Items from a dataset
>>>>

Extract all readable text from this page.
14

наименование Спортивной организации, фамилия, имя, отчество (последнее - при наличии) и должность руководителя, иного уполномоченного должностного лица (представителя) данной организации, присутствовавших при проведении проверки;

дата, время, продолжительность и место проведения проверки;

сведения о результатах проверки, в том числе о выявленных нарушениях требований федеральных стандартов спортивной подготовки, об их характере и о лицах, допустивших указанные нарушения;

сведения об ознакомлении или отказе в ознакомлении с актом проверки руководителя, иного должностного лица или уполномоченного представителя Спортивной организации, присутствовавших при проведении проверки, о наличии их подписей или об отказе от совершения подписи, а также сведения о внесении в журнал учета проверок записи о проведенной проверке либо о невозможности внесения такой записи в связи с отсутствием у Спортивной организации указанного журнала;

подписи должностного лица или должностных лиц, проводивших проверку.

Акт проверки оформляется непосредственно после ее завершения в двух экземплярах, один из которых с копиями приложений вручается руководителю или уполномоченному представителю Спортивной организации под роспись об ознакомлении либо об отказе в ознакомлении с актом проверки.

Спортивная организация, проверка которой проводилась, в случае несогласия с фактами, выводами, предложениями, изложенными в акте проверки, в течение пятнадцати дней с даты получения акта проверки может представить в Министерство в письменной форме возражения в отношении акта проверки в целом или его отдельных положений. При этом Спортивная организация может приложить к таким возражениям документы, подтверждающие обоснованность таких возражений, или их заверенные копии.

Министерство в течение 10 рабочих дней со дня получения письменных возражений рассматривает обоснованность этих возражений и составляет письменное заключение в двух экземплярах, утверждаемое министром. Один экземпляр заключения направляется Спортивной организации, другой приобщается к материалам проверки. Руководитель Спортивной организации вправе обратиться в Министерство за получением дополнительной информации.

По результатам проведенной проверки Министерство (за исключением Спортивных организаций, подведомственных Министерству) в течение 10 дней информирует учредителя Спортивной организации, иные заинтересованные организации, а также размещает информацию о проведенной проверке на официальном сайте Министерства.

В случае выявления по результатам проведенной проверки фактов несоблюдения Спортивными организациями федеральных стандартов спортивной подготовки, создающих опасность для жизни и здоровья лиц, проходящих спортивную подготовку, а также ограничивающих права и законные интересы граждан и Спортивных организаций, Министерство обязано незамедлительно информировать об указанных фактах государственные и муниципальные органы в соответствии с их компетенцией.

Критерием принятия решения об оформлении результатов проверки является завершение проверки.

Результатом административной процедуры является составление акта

<<<<

» **Short task**:
Using the entries above, please restate each one word for word.

» **Response for this exercise**:
Extract all readable text from this page.
14

наименование Спортивной организации, фамилия, имя, отчество (последнее - при наличии) и должность руководителя, иного уполномоченного должностного лица (представителя) данной организации, присутствовавших при проведении проверки;

дата, время, продолжительность и место проведения проверки;

сведения о результатах проверки, в том числе о выявленных нарушениях требований федеральных стандартов спортивной подготовки, об их характере и о лицах, допустивших указанные нарушения;

сведения об ознакомлении или отказе в ознакомлении с актом проверки руководителя, иного должностного лица или уполномоченного представителя Спортивной организации, присутствовавших при проведении проверки, о наличии их подписей или об отказе от совершения подписи, а также сведения о внесении в журнал учета проверок записи о проведенной проверке либо о невозможности внесения такой записи в связи с отсутствием у Спортивной организации указанного журнала;

подписи должностного лица или должностных лиц, проводивших проверку.

Акт проверки оформляется непосредственно после ее завершения в двух экземплярах, один из которых с копиями приложений вручается руководителю или уполномоченному представителю Спортивной организации под роспись об ознакомлении либо об отказе в ознакомлении с актом проверки.

Спортивная организация, проверка которой проводилась, в случае несогласия с фактами, выводами, предложениями, изложенными в акте проверки, в течение пятнадцати дней с даты получения акта проверки может представить в Министерство в письменной форме возражения в отношении акта проверки в целом или его отдельных положений. При этом Спортивная организация может приложить к таким возражениям документы, подтверждающие обоснованность таких возражений, или их заверенные копии.

Министерство в течение 10 рабочих дней со дня получения письменных возражений рассматривает обоснованность этих возражений и составляет письменное заключение в двух экземплярах, утверждаемое министром. Один экземпляр заключения направляется Спортивной организации, другой приобщается к материалам проверки. Руководитель Спортивной организации вправе обратиться в Министерство за получением дополнительной информации.

По результатам проведенной проверки Министерство (за исключением Спортивных организаций, подведомственных Министерству) в течение 10 дней информирует учредителя Спортивной организации, иные заинтересованные организации, а также размещает информацию о проведенной проверке на официальном сайте Министерства.

В случае выявления по результатам проведенной проверки фактов несоблюдения Спортивными организациями федеральных стандартов спортивной подготовки, создающих опасность для жизни и здоровья лиц, проходящих спортивную подготовку, а также ограничивающих права и законные интересы граждан и Спортивных организаций, Министерство обязано незамедлительно информировать об указанных фактах государственные и муниципальные органы в соответствии с их компетенцией.

Критерием принятия решения об оформлении результатов проверки является завершение проверки.

Результатом административной процедуры является составление акта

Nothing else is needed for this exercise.